▶ [Directions for this task]:
Lines holding the string "JSON" are the ones to copy; find them all in the data.

######

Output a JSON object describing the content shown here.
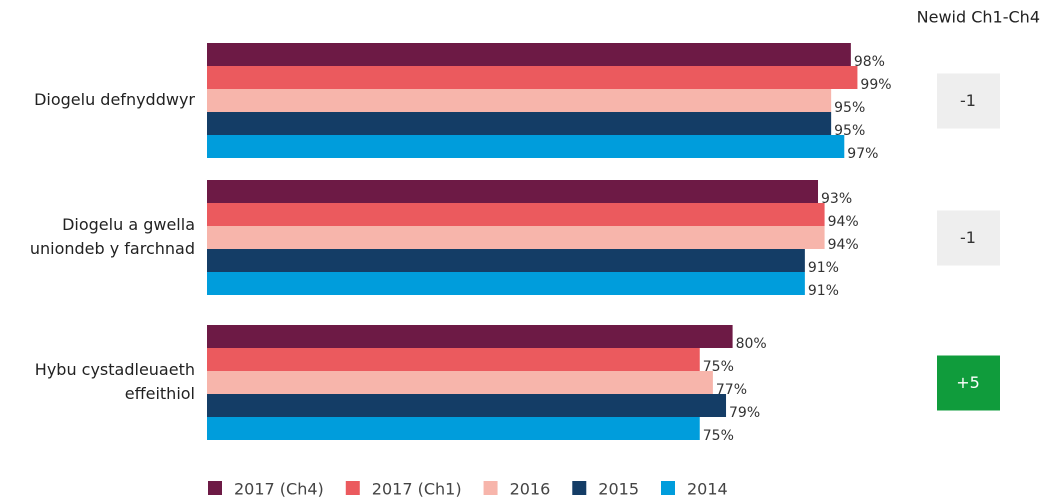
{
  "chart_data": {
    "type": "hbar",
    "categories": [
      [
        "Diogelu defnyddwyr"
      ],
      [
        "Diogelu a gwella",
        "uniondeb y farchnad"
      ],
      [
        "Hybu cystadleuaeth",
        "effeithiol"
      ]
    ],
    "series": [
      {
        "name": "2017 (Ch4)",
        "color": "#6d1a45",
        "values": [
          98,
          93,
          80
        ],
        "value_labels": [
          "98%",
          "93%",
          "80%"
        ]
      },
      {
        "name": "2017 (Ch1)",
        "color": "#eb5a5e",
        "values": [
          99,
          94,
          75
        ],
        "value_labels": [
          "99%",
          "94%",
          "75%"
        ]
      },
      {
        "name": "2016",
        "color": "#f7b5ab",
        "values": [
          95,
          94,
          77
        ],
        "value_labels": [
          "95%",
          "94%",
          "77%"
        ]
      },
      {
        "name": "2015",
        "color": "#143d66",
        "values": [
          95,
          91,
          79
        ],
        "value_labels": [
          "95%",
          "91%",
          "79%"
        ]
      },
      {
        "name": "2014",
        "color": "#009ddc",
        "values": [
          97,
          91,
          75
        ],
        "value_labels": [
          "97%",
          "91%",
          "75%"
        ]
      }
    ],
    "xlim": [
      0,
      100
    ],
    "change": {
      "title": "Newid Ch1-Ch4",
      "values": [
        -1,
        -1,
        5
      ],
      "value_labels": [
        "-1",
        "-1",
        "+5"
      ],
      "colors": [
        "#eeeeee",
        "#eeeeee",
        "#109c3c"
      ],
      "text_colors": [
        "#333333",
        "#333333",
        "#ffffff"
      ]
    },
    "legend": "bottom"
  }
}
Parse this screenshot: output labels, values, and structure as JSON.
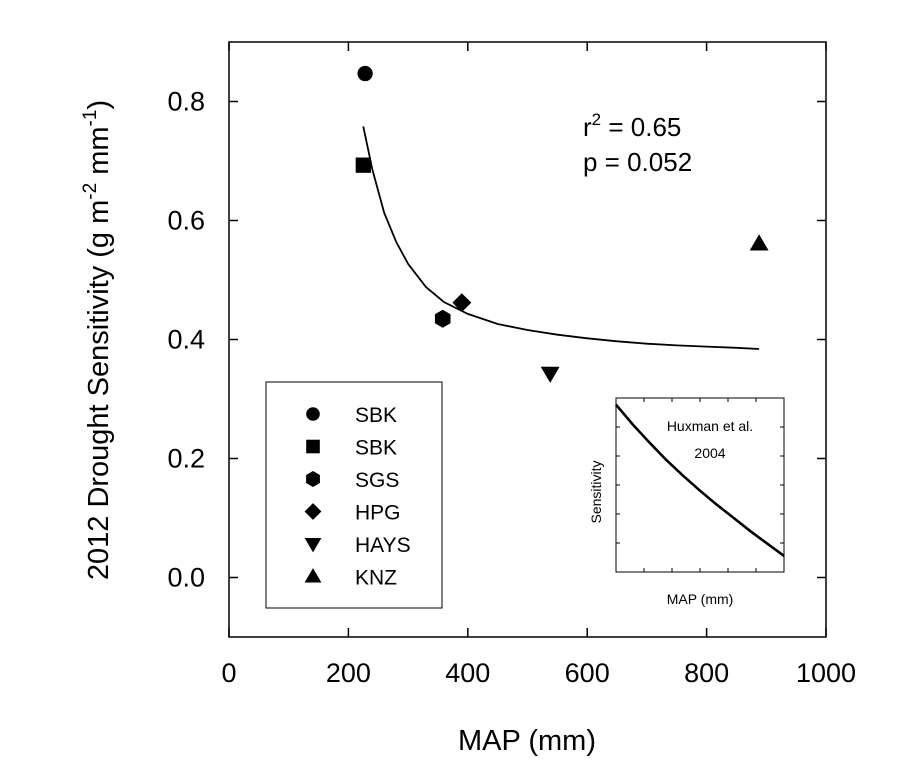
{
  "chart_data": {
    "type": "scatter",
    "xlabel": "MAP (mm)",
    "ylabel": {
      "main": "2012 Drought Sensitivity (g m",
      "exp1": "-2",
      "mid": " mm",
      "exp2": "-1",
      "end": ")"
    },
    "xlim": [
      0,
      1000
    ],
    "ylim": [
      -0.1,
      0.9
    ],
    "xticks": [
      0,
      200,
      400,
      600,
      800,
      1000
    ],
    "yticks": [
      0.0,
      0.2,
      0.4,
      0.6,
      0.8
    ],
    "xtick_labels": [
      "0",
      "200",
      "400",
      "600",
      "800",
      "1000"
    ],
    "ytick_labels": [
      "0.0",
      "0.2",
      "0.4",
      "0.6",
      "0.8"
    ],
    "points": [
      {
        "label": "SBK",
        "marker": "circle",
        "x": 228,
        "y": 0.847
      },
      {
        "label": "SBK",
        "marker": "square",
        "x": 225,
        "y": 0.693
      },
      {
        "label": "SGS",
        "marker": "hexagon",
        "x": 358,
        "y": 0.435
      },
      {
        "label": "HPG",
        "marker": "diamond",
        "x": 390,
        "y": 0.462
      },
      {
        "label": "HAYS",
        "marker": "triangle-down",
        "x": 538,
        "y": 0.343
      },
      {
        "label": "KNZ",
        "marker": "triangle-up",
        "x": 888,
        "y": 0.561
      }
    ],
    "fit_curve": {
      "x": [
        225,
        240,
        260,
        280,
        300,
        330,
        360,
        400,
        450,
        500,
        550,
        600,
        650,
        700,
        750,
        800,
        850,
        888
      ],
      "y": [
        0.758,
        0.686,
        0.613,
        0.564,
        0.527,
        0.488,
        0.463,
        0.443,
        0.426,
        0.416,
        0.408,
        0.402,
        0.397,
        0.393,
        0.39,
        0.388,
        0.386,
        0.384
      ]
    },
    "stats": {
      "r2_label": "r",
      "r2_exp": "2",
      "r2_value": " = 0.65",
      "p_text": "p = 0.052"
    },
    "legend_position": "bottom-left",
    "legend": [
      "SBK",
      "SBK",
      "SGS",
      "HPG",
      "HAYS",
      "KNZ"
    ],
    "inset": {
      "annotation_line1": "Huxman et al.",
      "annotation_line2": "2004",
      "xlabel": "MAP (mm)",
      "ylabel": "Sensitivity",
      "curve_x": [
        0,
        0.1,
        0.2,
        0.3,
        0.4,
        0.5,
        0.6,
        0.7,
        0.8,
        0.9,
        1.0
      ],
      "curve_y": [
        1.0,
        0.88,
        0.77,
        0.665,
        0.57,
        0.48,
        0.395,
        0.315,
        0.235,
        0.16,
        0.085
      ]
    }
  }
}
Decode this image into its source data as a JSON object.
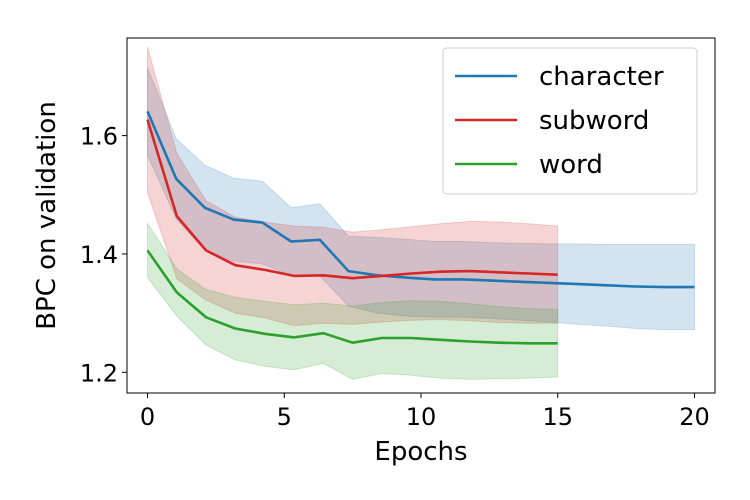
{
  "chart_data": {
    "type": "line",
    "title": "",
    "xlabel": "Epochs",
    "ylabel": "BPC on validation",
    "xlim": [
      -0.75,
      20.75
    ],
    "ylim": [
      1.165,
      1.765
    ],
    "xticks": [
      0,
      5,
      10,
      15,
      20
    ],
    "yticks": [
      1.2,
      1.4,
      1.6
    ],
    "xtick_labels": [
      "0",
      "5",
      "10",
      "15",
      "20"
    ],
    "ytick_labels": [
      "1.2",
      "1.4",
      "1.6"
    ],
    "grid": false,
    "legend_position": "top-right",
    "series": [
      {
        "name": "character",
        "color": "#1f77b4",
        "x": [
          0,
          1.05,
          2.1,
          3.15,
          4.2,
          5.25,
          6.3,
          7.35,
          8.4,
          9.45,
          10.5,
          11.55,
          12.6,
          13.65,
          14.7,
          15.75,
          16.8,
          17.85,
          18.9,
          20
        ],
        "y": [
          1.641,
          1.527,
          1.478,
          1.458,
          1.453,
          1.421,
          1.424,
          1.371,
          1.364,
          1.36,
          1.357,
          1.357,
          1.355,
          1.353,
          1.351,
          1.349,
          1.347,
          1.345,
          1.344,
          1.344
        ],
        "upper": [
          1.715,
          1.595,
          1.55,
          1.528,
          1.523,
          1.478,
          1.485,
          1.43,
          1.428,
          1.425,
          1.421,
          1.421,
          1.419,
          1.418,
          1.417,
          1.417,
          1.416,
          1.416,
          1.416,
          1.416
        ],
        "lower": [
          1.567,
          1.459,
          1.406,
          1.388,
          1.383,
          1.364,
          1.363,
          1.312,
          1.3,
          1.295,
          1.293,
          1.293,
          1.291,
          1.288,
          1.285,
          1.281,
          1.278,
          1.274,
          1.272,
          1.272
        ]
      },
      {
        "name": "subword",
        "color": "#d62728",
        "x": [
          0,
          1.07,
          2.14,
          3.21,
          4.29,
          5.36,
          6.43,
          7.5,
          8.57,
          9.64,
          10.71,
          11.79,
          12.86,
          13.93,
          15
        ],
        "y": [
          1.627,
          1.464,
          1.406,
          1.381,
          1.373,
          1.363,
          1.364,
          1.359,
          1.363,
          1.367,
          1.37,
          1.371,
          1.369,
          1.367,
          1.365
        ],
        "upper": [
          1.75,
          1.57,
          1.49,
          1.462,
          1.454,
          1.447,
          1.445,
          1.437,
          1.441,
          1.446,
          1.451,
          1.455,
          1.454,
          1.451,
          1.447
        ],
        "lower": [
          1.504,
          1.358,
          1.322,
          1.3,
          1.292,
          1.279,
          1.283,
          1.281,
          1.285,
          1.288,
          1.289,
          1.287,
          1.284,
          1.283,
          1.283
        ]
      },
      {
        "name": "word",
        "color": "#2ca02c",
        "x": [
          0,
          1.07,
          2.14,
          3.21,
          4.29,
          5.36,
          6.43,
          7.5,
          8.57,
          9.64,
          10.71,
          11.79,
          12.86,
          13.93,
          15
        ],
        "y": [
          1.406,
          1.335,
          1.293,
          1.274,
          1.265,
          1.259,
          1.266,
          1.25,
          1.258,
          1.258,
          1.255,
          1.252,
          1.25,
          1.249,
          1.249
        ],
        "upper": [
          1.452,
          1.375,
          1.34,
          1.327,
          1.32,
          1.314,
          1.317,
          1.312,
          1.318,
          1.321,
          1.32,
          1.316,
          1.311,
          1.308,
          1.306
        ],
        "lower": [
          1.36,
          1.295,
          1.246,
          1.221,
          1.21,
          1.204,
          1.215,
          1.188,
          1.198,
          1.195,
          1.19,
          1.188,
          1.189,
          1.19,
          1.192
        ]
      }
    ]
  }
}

######

▶ [Answer]:
Output a JSON object describing the content shown here.
Parse this screenshot: output labels, values, and structure as JSON.
Decode this image into its source data as a JSON object.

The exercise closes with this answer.